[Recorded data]
***

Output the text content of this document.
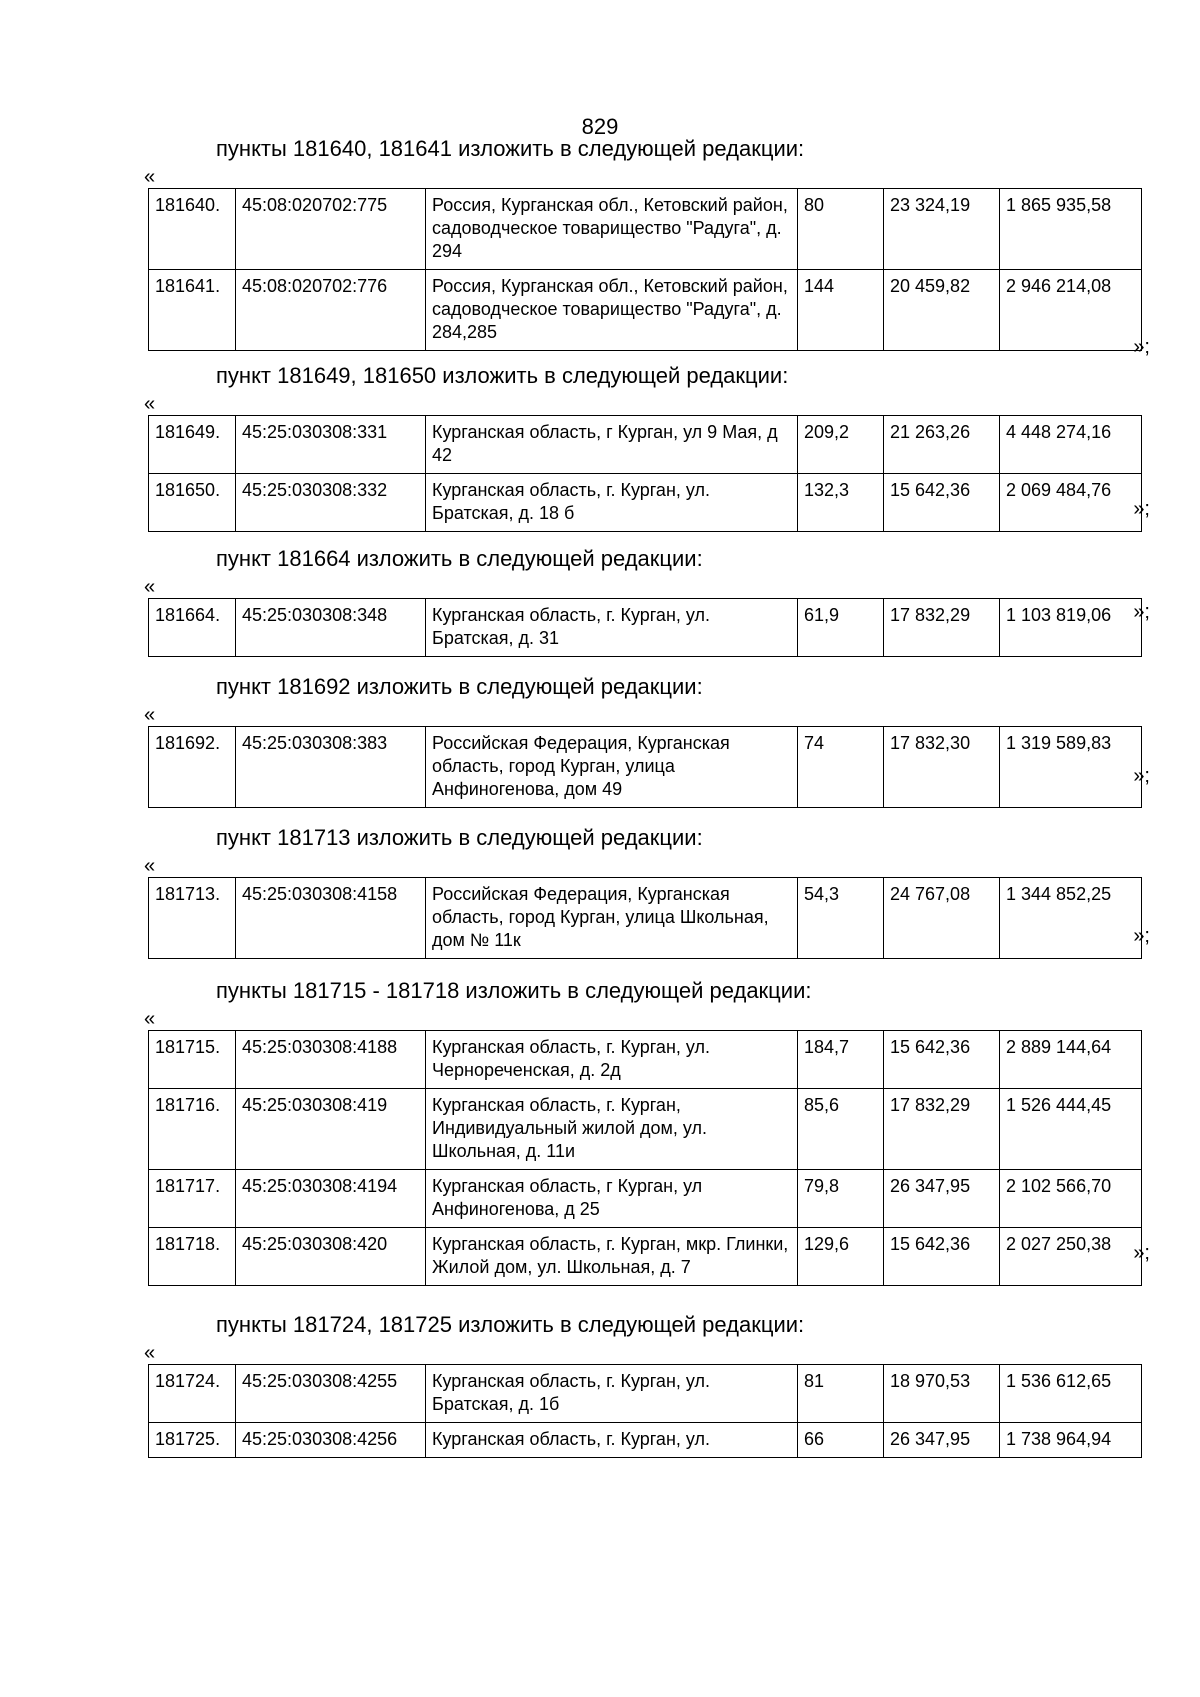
829
пункты 181640, 181641 изложить в следующей редакции:
«
181640.	45:08:020702:775	Россия, Курганская обл., Кетовский район, садоводческое товарищество "Радуга", д. 294	80	23 324,19	1 865 935,58
181641.	45:08:020702:776	Россия, Курганская обл., Кетовский район, садоводческое товарищество "Радуга", д. 284,285	144	20 459,82	2 946 214,08
»;
пункт 181649, 181650 изложить в следующей редакции:
«
181649.	45:25:030308:331	Курганская область, г Курган, ул 9 Мая, д 42	209,2	21 263,26	4 448 274,16
181650.	45:25:030308:332	Курганская область, г. Курган, ул. Братская, д. 18 б	132,3	15 642,36	2 069 484,76
»;
пункт 181664 изложить в следующей редакции:
«
181664.	45:25:030308:348	Курганская область, г. Курган, ул. Братская, д. 31	61,9	17 832,29	1 103 819,06 »;
пункт 181692 изложить в следующей редакции:
«
181692.	45:25:030308:383	Российская Федерация, Курганская область, город Курган, улица Анфиногенова, дом 49	74	17 832,30	1 319 589,83
»;
пункт 181713 изложить в следующей редакции:
«
181713.	45:25:030308:4158	Российская Федерация, Курганская область, город Курган, улица Школьная, дом № 11к	54,3	24 767,08	1 344 852,25
»;
пункты 181715 - 181718 изложить в следующей редакции:
«
181715.	45:25:030308:4188	Курганская область, г. Курган, ул. Чернореченская, д. 2д	184,7	15 642,36	2 889 144,64
181716.	45:25:030308:419	Курганская область, г. Курган, Индивидуальный жилой дом, ул. Школьная, д. 11и	85,6	17 832,29	1 526 444,45
181717.	45:25:030308:4194	Курганская область, г Курган, ул Анфиногенова, д 25	79,8	26 347,95	2 102 566,70
181718.	45:25:030308:420	Курганская область, г. Курган, мкр. Глинки, Жилой дом, ул. Школьная, д. 7	129,6	15 642,36	2 027 250,38 »;
пункты 181724, 181725 изложить в следующей редакции:
«
181724.	45:25:030308:4255	Курганская область, г. Курган, ул. Братская, д. 1б	81	18 970,53	1 536 612,65
181725.	45:25:030308:4256	Курганская область, г. Курган, ул.	66	26 347,95	1 738 964,94
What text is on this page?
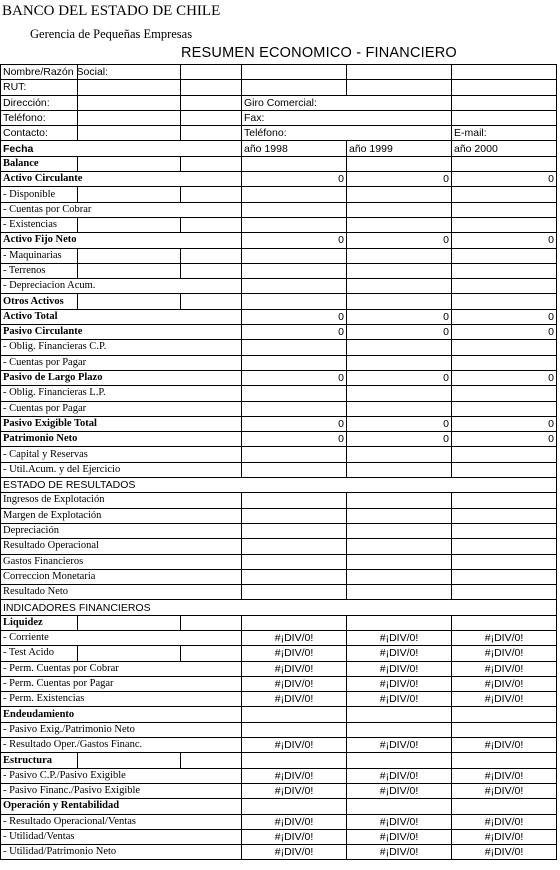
BANCO DEL ESTADO DE CHILE
Gerencia de Pequeñas Empresas
RESUMEN ECONOMICO - FINANCIERO
Nombre/Razón Social:					
RUT:					
Dirección:			Giro Comercial:		
Teléfono:			Fax:		
Contacto:			Teléfono:		E-mail:
Fecha			año 1998	año 1999	año 2000
Balance					
Activo Circulante			0	0	0
- Disponible					
- Cuentas por Cobrar					
- Existencias					
Activo Fijo Neto			0	0	0
- Maquinarias					
- Terrenos					
- Depreciacion Acum.					
Otros Activos					
Activo Total			0	0	0
Pasivo Circulante			0	0	0
- Oblig. Financieras C.P.					
- Cuentas por Pagar					
Pasivo de Largo Plazo			0	0	0
- Oblig. Financieras L.P.					
- Cuentas por Pagar					
Pasivo Exigible Total			0	0	0
Patrimonio Neto			0	0	0
- Capital y Reservas					
- Util.Acum. y del Ejercicio					
ESTADO DE RESULTADOS					
Ingresos de Explotación					
Margen de Explotación					
Depreciación					
Resultado Operacional					
Gastos Financieros					
Correccion Monetaria					
Resultado Neto					
INDICADORES FINANCIEROS					
Liquidez					
- Corriente			#¡DIV/0!	#¡DIV/0!	#¡DIV/0!
- Test Acido			#¡DIV/0!	#¡DIV/0!	#¡DIV/0!
- Perm. Cuentas por Cobrar			#¡DIV/0!	#¡DIV/0!	#¡DIV/0!
- Perm. Cuentas por Pagar			#¡DIV/0!	#¡DIV/0!	#¡DIV/0!
- Perm. Existencias			#¡DIV/0!	#¡DIV/0!	#¡DIV/0!
Endeudamiento					
- Pasivo Exig./Patrimonio Neto					
- Resultado Oper./Gastos Financ.			#¡DIV/0!	#¡DIV/0!	#¡DIV/0!
Estructura					
- Pasivo C.P./Pasivo Exigible			#¡DIV/0!	#¡DIV/0!	#¡DIV/0!
- Pasivo Financ./Pasivo Exigible			#¡DIV/0!	#¡DIV/0!	#¡DIV/0!
Operación y Rentabilidad					
- Resultado Operacional/Ventas			#¡DIV/0!	#¡DIV/0!	#¡DIV/0!
- Utilidad/Ventas			#¡DIV/0!	#¡DIV/0!	#¡DIV/0!
- Utilidad/Patrimonio Neto			#¡DIV/0!	#¡DIV/0!	#¡DIV/0!
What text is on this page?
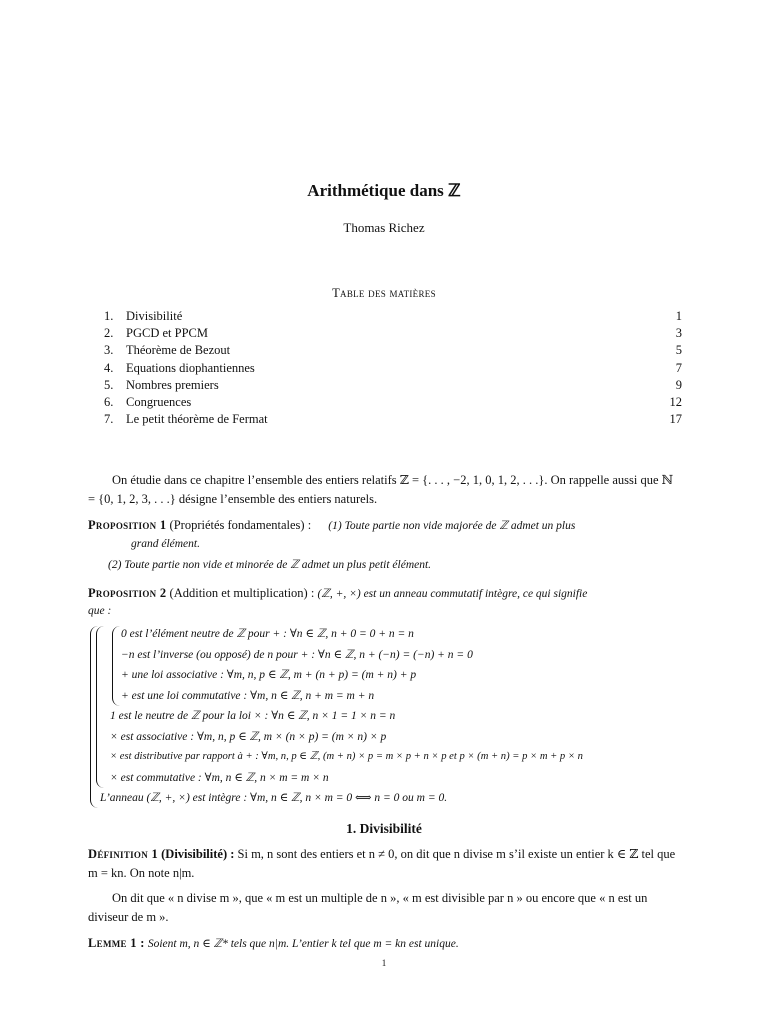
Arithmétique dans ℤ
Thomas Richez
Table des matières
1.	Divisibilité	1
2.	PGCD et PPCM	3
3.	Théorème de Bezout	5
4.	Equations diophantiennes	7
5.	Nombres premiers	9
6.	Congruences	12
7.	Le petit théorème de Fermat	17
On étudie dans ce chapitre l’ensemble des entiers relatifs ℤ = {. . . , −2, 1, 0, 1, 2, . . .}. On rappelle aussi que ℕ = {0, 1, 2, 3, . . .} désigne l’ensemble des entiers naturels.
Proposition 1 (Propriétés fondamentales) : (1) Toute partie non vide majorée de ℤ admet un plus
grand élément.
(2) Toute partie non vide et minorée de ℤ admet un plus petit élément.
Proposition 2 (Addition et multiplication) : (ℤ, +, ×) est un anneau commutatif intègre, ce qui signifie
que :
0 est l’élément neutre de ℤ pour + : ∀n ∈ ℤ, n + 0 = 0 + n = n
−n est l’inverse (ou opposé) de n pour + : ∀n ∈ ℤ, n + (−n) = (−n) + n = 0
+ une loi associative : ∀m, n, p ∈ ℤ, m + (n + p) = (m + n) + p
+ est une loi commutative : ∀m, n ∈ ℤ, n + m = m + n
1 est le neutre de ℤ pour la loi × : ∀n ∈ ℤ, n × 1 = 1 × n = n
× est associative : ∀m, n, p ∈ ℤ, m × (n × p) = (m × n) × p
× est distributive par rapport à + : ∀m, n, p ∈ ℤ, (m + n) × p = m × p + n × p et p × (m + n) = p × m + p × n
× est commutative : ∀m, n ∈ ℤ, n × m = m × n
L’anneau (ℤ, +, ×) est intègre : ∀m, n ∈ ℤ, n × m = 0 ⟺ n = 0 ou m = 0.
1. Divisibilité
Définition 1 (Divisibilité) : Si m, n sont des entiers et n ≠ 0, on dit que n divise m s’il existe un entier k ∈ ℤ tel que m = kn. On note n|m.
On dit que « n divise m », que « m est un multiple de n », « m est divisible par n » ou encore que « n est un diviseur de m ».
Lemme 1 : Soient m, n ∈ ℤ* tels que n|m. L’entier k tel que m = kn est unique.
1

***

### [The problem]
Identify every line holding the word "Teléfono" and copy it out.

### [Solution below]
Teléfono:			Fax:		
Contacto:			Teléfono:		E-mail:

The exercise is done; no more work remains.